(Page transcription records)

**********

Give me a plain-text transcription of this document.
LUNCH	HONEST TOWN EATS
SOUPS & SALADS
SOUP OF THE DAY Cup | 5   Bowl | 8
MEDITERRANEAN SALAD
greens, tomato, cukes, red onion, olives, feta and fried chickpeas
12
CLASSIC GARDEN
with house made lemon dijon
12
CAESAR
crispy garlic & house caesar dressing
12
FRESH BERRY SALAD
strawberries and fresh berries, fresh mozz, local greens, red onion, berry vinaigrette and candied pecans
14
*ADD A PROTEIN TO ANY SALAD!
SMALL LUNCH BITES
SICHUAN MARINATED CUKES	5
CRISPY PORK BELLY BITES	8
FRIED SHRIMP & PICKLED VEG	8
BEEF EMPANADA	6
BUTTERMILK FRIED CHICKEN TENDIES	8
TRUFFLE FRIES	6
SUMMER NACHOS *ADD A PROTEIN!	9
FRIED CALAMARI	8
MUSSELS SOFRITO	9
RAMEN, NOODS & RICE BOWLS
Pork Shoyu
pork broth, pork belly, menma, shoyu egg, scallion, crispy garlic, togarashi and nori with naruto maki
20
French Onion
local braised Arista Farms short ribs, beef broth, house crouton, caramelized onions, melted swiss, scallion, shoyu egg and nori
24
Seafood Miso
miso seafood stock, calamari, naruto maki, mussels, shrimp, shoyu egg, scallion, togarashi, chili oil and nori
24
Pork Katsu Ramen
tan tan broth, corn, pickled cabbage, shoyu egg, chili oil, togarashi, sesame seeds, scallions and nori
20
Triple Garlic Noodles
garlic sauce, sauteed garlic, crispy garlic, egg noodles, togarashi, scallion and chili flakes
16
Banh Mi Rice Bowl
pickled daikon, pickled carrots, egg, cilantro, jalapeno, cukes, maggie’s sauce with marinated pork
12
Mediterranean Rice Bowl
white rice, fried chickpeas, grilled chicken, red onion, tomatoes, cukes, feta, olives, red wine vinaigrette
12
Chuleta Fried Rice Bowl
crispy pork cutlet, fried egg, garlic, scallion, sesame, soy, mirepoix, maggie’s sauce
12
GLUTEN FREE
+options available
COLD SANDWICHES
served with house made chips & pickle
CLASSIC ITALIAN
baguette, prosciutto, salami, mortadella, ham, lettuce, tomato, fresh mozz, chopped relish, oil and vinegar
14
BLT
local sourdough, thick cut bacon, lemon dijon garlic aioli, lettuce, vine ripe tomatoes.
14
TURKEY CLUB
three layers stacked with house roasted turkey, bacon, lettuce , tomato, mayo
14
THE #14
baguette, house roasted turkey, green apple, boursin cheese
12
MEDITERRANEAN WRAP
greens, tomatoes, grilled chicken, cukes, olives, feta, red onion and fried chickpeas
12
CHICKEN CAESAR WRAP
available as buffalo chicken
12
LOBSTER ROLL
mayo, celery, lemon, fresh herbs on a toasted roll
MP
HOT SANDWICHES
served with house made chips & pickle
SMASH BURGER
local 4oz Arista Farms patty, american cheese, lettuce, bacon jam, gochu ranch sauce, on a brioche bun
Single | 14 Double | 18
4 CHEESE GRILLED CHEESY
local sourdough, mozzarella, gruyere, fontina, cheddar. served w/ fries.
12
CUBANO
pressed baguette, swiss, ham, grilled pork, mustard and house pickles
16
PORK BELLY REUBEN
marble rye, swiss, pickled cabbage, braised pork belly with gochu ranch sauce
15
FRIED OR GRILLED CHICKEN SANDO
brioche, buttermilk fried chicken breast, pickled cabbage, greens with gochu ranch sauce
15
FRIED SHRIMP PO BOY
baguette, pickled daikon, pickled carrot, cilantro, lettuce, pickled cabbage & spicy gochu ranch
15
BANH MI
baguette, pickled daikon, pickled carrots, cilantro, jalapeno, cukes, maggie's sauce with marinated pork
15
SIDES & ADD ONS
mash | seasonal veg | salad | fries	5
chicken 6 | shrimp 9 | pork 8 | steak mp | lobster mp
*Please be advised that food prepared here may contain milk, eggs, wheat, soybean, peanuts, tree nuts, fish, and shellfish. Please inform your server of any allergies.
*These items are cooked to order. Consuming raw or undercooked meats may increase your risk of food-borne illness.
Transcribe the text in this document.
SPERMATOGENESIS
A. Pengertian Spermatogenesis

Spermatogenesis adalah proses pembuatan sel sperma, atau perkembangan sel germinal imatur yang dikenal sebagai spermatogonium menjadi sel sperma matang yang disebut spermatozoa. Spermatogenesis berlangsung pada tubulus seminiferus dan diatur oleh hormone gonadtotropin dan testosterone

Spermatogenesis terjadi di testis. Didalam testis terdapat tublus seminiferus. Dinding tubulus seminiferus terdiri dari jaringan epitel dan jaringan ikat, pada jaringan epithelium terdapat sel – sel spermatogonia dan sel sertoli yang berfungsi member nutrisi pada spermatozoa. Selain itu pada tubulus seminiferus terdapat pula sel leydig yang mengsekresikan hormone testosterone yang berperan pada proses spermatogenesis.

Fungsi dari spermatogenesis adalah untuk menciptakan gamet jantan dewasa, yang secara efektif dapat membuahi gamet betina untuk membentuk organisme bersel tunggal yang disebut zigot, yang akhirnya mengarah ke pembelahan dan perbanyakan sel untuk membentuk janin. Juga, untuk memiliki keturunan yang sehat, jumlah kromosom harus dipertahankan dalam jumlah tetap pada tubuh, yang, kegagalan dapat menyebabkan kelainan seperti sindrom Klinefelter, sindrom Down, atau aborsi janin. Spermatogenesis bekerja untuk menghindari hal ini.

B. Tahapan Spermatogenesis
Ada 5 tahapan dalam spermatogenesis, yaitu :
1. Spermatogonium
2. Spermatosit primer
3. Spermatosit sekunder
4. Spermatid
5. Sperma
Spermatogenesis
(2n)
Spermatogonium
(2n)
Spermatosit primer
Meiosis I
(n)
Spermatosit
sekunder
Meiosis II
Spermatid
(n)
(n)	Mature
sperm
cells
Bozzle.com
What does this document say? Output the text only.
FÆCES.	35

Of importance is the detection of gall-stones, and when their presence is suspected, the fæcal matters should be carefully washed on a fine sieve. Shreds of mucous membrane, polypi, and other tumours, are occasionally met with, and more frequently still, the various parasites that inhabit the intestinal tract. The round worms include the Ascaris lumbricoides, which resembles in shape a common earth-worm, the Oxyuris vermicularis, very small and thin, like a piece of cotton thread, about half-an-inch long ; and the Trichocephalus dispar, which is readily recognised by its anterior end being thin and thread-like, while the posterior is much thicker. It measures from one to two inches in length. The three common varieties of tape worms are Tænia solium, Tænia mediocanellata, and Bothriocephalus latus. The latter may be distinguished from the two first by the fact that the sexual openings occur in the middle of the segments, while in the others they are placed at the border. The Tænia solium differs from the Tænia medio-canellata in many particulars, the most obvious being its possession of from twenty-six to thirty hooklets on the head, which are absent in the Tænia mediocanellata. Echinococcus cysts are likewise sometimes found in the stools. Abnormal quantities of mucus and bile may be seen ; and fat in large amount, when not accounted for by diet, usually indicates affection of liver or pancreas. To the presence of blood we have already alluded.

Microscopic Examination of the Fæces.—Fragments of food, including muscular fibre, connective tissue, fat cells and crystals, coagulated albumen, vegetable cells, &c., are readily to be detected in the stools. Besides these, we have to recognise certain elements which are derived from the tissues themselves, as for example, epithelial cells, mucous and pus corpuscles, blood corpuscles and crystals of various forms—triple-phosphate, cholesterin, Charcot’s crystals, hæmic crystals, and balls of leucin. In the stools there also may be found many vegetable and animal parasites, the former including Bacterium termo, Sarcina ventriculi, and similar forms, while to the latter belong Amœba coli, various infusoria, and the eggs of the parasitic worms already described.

**********

Lines above with the string "nori" need to be found and copied.

pork broth, pork belly, menma, shoyu egg, scallion, crispy garlic, togarashi and nori with naruto maki
local braised Arista Farms short ribs, beef broth, house crouton, caramelized onions, melted swiss, scallion, shoyu egg and nori
miso seafood stock, calamari, naruto maki, mussels, shrimp, shoyu egg, scallion, togarashi, chili oil and nori
tan tan broth, corn, pickled cabbage, shoyu egg, chili oil, togarashi, sesame seeds, scallions and nori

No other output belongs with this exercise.